Problem to solve:
Write out every one of the rows below verbatim, character for character.

====

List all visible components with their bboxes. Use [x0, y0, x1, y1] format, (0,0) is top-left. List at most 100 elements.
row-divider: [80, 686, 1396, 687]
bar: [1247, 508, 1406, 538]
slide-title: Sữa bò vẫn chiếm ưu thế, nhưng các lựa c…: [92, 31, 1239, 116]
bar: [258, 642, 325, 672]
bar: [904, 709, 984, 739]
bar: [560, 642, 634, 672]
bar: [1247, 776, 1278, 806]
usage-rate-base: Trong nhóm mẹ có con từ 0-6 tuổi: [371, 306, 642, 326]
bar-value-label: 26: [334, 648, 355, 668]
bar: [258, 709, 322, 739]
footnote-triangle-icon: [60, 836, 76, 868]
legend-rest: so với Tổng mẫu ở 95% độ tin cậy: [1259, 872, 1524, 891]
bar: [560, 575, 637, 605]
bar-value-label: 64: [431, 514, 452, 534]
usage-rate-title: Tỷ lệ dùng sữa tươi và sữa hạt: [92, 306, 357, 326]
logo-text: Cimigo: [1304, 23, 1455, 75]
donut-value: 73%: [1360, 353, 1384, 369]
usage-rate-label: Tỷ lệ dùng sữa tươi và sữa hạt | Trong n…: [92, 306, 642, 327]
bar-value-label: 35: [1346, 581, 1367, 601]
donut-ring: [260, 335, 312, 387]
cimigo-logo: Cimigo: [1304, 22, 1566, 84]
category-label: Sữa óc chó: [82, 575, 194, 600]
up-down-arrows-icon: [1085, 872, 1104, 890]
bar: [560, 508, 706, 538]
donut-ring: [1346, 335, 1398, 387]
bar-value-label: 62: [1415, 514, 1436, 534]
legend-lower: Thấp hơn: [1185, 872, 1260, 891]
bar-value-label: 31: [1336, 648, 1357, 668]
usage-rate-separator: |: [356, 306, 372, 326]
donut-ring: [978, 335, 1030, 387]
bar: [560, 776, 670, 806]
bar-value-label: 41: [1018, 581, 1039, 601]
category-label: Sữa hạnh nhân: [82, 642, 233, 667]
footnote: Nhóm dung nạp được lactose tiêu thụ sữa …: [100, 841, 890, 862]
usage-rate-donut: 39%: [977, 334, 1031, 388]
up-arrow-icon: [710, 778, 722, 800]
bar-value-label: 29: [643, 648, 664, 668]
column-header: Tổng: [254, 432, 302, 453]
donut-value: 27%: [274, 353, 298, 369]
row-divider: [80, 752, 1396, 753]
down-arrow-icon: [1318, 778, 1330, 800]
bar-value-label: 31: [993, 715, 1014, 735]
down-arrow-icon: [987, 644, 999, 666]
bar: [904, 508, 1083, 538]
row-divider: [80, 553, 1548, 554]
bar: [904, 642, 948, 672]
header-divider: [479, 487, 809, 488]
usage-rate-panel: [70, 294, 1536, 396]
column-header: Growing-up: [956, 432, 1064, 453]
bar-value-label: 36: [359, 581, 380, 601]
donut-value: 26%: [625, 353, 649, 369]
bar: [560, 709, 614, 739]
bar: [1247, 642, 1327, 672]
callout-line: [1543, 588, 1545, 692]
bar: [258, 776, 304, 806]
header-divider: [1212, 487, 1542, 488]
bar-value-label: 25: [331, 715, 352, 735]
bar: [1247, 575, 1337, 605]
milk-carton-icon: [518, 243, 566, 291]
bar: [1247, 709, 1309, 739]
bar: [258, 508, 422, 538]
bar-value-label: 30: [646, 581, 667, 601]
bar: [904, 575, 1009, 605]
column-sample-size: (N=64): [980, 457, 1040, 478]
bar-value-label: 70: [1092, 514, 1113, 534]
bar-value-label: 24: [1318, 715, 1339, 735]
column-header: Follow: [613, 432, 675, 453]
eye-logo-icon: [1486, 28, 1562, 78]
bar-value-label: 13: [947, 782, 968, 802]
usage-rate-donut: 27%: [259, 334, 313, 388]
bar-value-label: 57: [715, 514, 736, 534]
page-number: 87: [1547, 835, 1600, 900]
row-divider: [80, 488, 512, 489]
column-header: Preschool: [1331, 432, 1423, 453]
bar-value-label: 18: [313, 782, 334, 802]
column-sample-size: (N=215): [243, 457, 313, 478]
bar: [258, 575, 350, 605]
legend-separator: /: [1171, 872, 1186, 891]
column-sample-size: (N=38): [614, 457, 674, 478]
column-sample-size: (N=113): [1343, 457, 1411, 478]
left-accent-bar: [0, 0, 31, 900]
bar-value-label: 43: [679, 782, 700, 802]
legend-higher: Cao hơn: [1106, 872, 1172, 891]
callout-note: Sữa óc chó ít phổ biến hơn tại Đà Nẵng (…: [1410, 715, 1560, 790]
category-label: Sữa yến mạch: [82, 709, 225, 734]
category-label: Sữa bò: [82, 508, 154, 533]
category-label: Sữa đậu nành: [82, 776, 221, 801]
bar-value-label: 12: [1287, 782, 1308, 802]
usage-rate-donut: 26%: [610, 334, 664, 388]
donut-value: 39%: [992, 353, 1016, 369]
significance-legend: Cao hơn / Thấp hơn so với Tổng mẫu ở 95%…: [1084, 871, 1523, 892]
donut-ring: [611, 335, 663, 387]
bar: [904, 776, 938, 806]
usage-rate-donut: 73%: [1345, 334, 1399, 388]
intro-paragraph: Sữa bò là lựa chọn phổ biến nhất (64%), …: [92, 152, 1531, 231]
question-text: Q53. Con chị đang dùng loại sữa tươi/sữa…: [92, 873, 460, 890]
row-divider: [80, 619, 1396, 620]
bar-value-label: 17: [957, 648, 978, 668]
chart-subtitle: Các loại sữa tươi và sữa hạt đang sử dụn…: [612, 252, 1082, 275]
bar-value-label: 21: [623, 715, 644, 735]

====

Solution below:
List all visible components with their bboxes. Use [x0, y0, x1, y1] format, (0,0) is top-left. List at most 100 elements.
row-divider: [80, 686, 1396, 687]
bar: [1247, 508, 1406, 538]
slide-title: Sữa bò vẫn chiếm ưu thế, nhưng các lựa c…: [92, 31, 1239, 116]
bar: [258, 642, 325, 672]
bar: [904, 709, 984, 739]
bar: [560, 642, 634, 672]
bar: [1247, 776, 1278, 806]
usage-rate-base: Trong nhóm mẹ có con từ 0-6 tuổi: [371, 306, 642, 326]
bar-value-label: 26: [334, 648, 355, 668]
bar: [258, 709, 322, 739]
footnote-triangle-icon: [60, 836, 76, 868]
legend-rest: so với Tổng mẫu ở 95% độ tin cậy: [1259, 872, 1524, 891]
bar: [560, 575, 637, 605]
bar-value-label: 64: [431, 514, 452, 534]
usage-rate-title: Tỷ lệ dùng sữa tươi và sữa hạt: [92, 306, 357, 326]
logo-text: Cimigo: [1304, 23, 1455, 75]
donut-value: 73%: [1360, 353, 1384, 369]
usage-rate-label: Tỷ lệ dùng sữa tươi và sữa hạt | Trong n…: [92, 306, 642, 327]
bar-value-label: 35: [1346, 581, 1367, 601]
donut-ring: [260, 335, 312, 387]
cimigo-logo: Cimigo: [1304, 22, 1566, 84]
category-label: Sữa óc chó: [82, 575, 194, 600]
up-down-arrows-icon: [1085, 872, 1104, 890]
bar: [560, 508, 706, 538]
donut-ring: [1346, 335, 1398, 387]
bar-value-label: 62: [1415, 514, 1436, 534]
legend-lower: Thấp hơn: [1185, 872, 1260, 891]
bar-value-label: 31: [1336, 648, 1357, 668]
usage-rate-separator: |: [356, 306, 372, 326]
donut-ring: [978, 335, 1030, 387]
bar: [560, 776, 670, 806]
bar-value-label: 41: [1018, 581, 1039, 601]
category-label: Sữa hạnh nhân: [82, 642, 233, 667]
footnote: Nhóm dung nạp được lactose tiêu thụ sữa …: [100, 841, 890, 862]
usage-rate-donut: 39%: [977, 334, 1031, 388]
up-arrow-icon: [710, 778, 722, 800]
bar-value-label: 29: [643, 648, 664, 668]
column-header: Tổng: [254, 432, 302, 453]
donut-value: 27%: [274, 353, 298, 369]
row-divider: [80, 752, 1396, 753]
down-arrow-icon: [1318, 778, 1330, 800]
bar-value-label: 31: [993, 715, 1014, 735]
down-arrow-icon: [987, 644, 999, 666]
bar: [904, 508, 1083, 538]
row-divider: [80, 553, 1548, 554]
bar: [904, 642, 948, 672]
header-divider: [479, 487, 809, 488]
usage-rate-panel: [70, 294, 1536, 396]
column-header: Growing-up: [956, 432, 1064, 453]
bar-value-label: 36: [359, 581, 380, 601]
donut-value: 26%: [625, 353, 649, 369]
bar: [560, 709, 614, 739]
bar: [1247, 642, 1327, 672]
callout-line: [1543, 588, 1545, 692]
bar: [258, 776, 304, 806]
header-divider: [1212, 487, 1542, 488]
bar-value-label: 25: [331, 715, 352, 735]
bar: [1247, 575, 1337, 605]
milk-carton-icon: [518, 243, 566, 291]
bar: [1247, 709, 1309, 739]
bar: [258, 508, 422, 538]
bar-value-label: 30: [646, 581, 667, 601]
bar: [904, 575, 1009, 605]
column-sample-size: (N=64): [980, 457, 1040, 478]
bar-value-label: 70: [1092, 514, 1113, 534]
bar-value-label: 24: [1318, 715, 1339, 735]
column-header: Follow: [613, 432, 675, 453]
eye-logo-icon: [1486, 28, 1562, 78]
bar-value-label: 13: [947, 782, 968, 802]
usage-rate-donut: 27%: [259, 334, 313, 388]
bar-value-label: 57: [715, 514, 736, 534]
page-number: 87: [1547, 835, 1600, 900]
row-divider: [80, 488, 512, 489]
column-header: Preschool: [1331, 432, 1423, 453]
bar-value-label: 18: [313, 782, 334, 802]
column-sample-size: (N=215): [243, 457, 313, 478]
bar: [258, 575, 350, 605]
legend-separator: /: [1171, 872, 1186, 891]
column-sample-size: (N=38): [614, 457, 674, 478]
column-sample-size: (N=113): [1343, 457, 1411, 478]
left-accent-bar: [0, 0, 31, 900]
bar-value-label: 43: [679, 782, 700, 802]
legend-higher: Cao hơn: [1106, 872, 1172, 891]
callout-note: Sữa óc chó ít phổ biến hơn tại Đà Nẵng (…: [1410, 715, 1560, 790]
category-label: Sữa yến mạch: [82, 709, 225, 734]
category-label: Sữa bò: [82, 508, 154, 533]
category-label: Sữa đậu nành: [82, 776, 221, 801]
bar-value-label: 12: [1287, 782, 1308, 802]
usage-rate-donut: 26%: [610, 334, 664, 388]
donut-value: 39%: [992, 353, 1016, 369]
significance-legend: Cao hơn / Thấp hơn so với Tổng mẫu ở 95%…: [1084, 871, 1523, 892]
donut-ring: [611, 335, 663, 387]
bar: [904, 776, 938, 806]
usage-rate-donut: 73%: [1345, 334, 1399, 388]
intro-paragraph: Sữa bò là lựa chọn phổ biến nhất (64%), …: [92, 152, 1531, 231]
question-text: Q53. Con chị đang dùng loại sữa tươi/sữa…: [92, 873, 460, 890]
row-divider: [80, 619, 1396, 620]
bar-value-label: 17: [957, 648, 978, 668]
chart-subtitle: Các loại sữa tươi và sữa hạt đang sử dụn…: [612, 252, 1082, 275]
bar-value-label: 21: [623, 715, 644, 735]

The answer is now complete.